* What is expected
Write out the listing below in full and exactly, leaving out every picture.
----- Supplied records -----
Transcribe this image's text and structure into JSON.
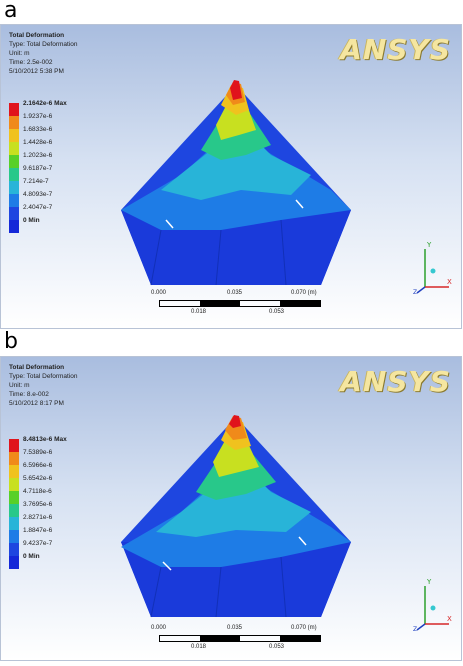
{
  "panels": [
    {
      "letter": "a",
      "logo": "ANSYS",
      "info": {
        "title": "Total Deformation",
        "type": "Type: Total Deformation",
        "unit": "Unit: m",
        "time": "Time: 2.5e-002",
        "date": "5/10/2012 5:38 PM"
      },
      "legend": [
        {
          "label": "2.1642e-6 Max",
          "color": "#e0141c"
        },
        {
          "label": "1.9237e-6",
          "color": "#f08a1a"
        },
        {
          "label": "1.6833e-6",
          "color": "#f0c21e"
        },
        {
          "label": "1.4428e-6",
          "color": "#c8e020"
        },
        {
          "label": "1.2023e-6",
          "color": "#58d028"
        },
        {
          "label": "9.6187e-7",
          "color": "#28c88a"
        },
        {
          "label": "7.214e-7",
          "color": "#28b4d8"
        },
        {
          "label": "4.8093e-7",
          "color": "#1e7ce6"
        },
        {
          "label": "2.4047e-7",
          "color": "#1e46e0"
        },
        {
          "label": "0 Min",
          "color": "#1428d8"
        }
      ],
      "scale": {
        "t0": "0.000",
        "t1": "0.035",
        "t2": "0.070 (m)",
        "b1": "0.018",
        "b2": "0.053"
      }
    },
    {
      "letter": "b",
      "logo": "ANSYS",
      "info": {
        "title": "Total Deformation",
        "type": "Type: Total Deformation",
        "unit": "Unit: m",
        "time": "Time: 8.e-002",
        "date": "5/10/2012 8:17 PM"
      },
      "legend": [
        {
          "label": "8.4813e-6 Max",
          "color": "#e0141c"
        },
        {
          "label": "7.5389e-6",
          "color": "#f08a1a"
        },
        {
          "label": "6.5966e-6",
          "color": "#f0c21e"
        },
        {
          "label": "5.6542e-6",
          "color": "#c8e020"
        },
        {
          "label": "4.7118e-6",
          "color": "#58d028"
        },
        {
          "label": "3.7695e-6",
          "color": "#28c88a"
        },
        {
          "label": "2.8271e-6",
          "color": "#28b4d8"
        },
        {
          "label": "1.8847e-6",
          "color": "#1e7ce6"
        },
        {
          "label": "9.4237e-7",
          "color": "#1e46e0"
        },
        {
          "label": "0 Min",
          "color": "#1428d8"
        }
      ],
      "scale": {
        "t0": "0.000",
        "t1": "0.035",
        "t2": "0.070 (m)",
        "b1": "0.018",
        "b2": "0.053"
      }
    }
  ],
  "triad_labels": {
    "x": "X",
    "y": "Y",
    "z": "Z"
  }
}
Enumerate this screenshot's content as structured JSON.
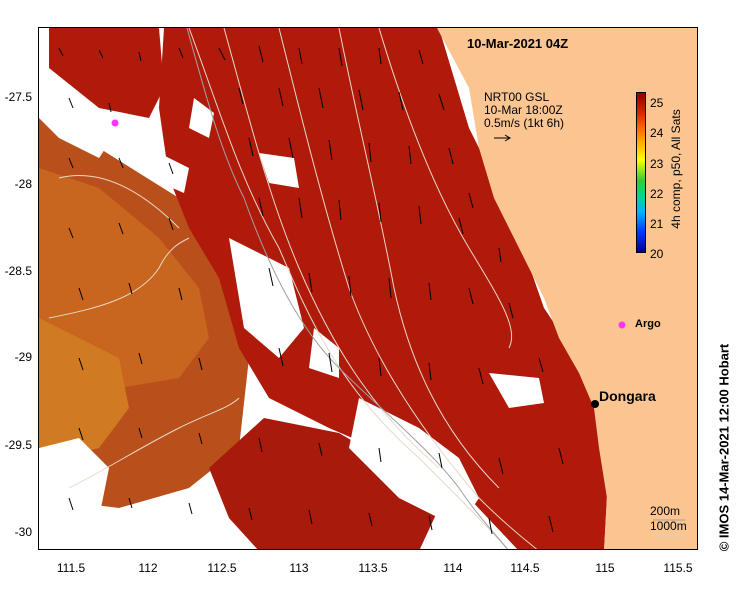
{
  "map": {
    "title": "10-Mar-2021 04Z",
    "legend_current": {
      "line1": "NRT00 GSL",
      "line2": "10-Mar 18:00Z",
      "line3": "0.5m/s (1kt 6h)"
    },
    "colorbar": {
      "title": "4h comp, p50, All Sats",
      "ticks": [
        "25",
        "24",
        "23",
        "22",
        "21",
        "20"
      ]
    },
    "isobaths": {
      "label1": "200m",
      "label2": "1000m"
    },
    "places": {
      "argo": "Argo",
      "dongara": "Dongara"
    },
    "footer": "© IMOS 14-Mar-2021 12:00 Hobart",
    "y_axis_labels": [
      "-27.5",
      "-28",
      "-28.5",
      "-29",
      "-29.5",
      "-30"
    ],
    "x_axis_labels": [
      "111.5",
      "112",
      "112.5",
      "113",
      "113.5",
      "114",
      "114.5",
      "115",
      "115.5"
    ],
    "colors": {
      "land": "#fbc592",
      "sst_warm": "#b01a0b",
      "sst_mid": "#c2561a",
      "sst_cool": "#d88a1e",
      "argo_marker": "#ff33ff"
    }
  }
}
-----
* Task output
Transcribe this image's text and structure into JSON.
{
  "panels": [
    {
      "letter": "a",
      "logo": "ANSYS",
      "info": {
        "title": "Total Deformation",
        "type": "Type: Total Deformation",
        "unit": "Unit: m",
        "time": "Time: 2.5e-002",
        "date": "5/10/2012 5:38 PM"
      },
      "legend": [
        {
          "label": "2.1642e-6 Max",
          "color": "#e0141c"
        },
        {
          "label": "1.9237e-6",
          "color": "#f08a1a"
        },
        {
          "label": "1.6833e-6",
          "color": "#f0c21e"
        },
        {
          "label": "1.4428e-6",
          "color": "#c8e020"
        },
        {
          "label": "1.2023e-6",
          "color": "#58d028"
        },
        {
          "label": "9.6187e-7",
          "color": "#28c88a"
        },
        {
          "label": "7.214e-7",
          "color": "#28b4d8"
        },
        {
          "label": "4.8093e-7",
          "color": "#1e7ce6"
        },
        {
          "label": "2.4047e-7",
          "color": "#1e46e0"
        },
        {
          "label": "0 Min",
          "color": "#1428d8"
        }
      ],
      "scale": {
        "t0": "0.000",
        "t1": "0.035",
        "t2": "0.070 (m)",
        "b1": "0.018",
        "b2": "0.053"
      }
    },
    {
      "letter": "b",
      "logo": "ANSYS",
      "info": {
        "title": "Total Deformation",
        "type": "Type: Total Deformation",
        "unit": "Unit: m",
        "time": "Time: 8.e-002",
        "date": "5/10/2012 8:17 PM"
      },
      "legend": [
        {
          "label": "8.4813e-6 Max",
          "color": "#e0141c"
        },
        {
          "label": "7.5389e-6",
          "color": "#f08a1a"
        },
        {
          "label": "6.5966e-6",
          "color": "#f0c21e"
        },
        {
          "label": "5.6542e-6",
          "color": "#c8e020"
        },
        {
          "label": "4.7118e-6",
          "color": "#58d028"
        },
        {
          "label": "3.7695e-6",
          "color": "#28c88a"
        },
        {
          "label": "2.8271e-6",
          "color": "#28b4d8"
        },
        {
          "label": "1.8847e-6",
          "color": "#1e7ce6"
        },
        {
          "label": "9.4237e-7",
          "color": "#1e46e0"
        },
        {
          "label": "0 Min",
          "color": "#1428d8"
        }
      ],
      "scale": {
        "t0": "0.000",
        "t1": "0.035",
        "t2": "0.070 (m)",
        "b1": "0.018",
        "b2": "0.053"
      }
    }
  ],
  "triad_labels": {
    "x": "X",
    "y": "Y",
    "z": "Z"
  }
}
Enumerate this screenshot's content as structured JSON.
{
  "map": {
    "title": "10-Mar-2021 04Z",
    "legend_current": {
      "line1": "NRT00 GSL",
      "line2": "10-Mar 18:00Z",
      "line3": "0.5m/s (1kt 6h)"
    },
    "colorbar": {
      "title": "4h comp, p50, All Sats",
      "ticks": [
        "25",
        "24",
        "23",
        "22",
        "21",
        "20"
      ]
    },
    "isobaths": {
      "label1": "200m",
      "label2": "1000m"
    },
    "places": {
      "argo": "Argo",
      "dongara": "Dongara"
    },
    "footer": "© IMOS 14-Mar-2021 12:00 Hobart",
    "y_axis_labels": [
      "-27.5",
      "-28",
      "-28.5",
      "-29",
      "-29.5",
      "-30"
    ],
    "x_axis_labels": [
      "111.5",
      "112",
      "112.5",
      "113",
      "113.5",
      "114",
      "114.5",
      "115",
      "115.5"
    ],
    "colors": {
      "land": "#fbc592",
      "sst_warm": "#b01a0b",
      "sst_mid": "#c2561a",
      "sst_cool": "#d88a1e",
      "argo_marker": "#ff33ff"
    }
  }
}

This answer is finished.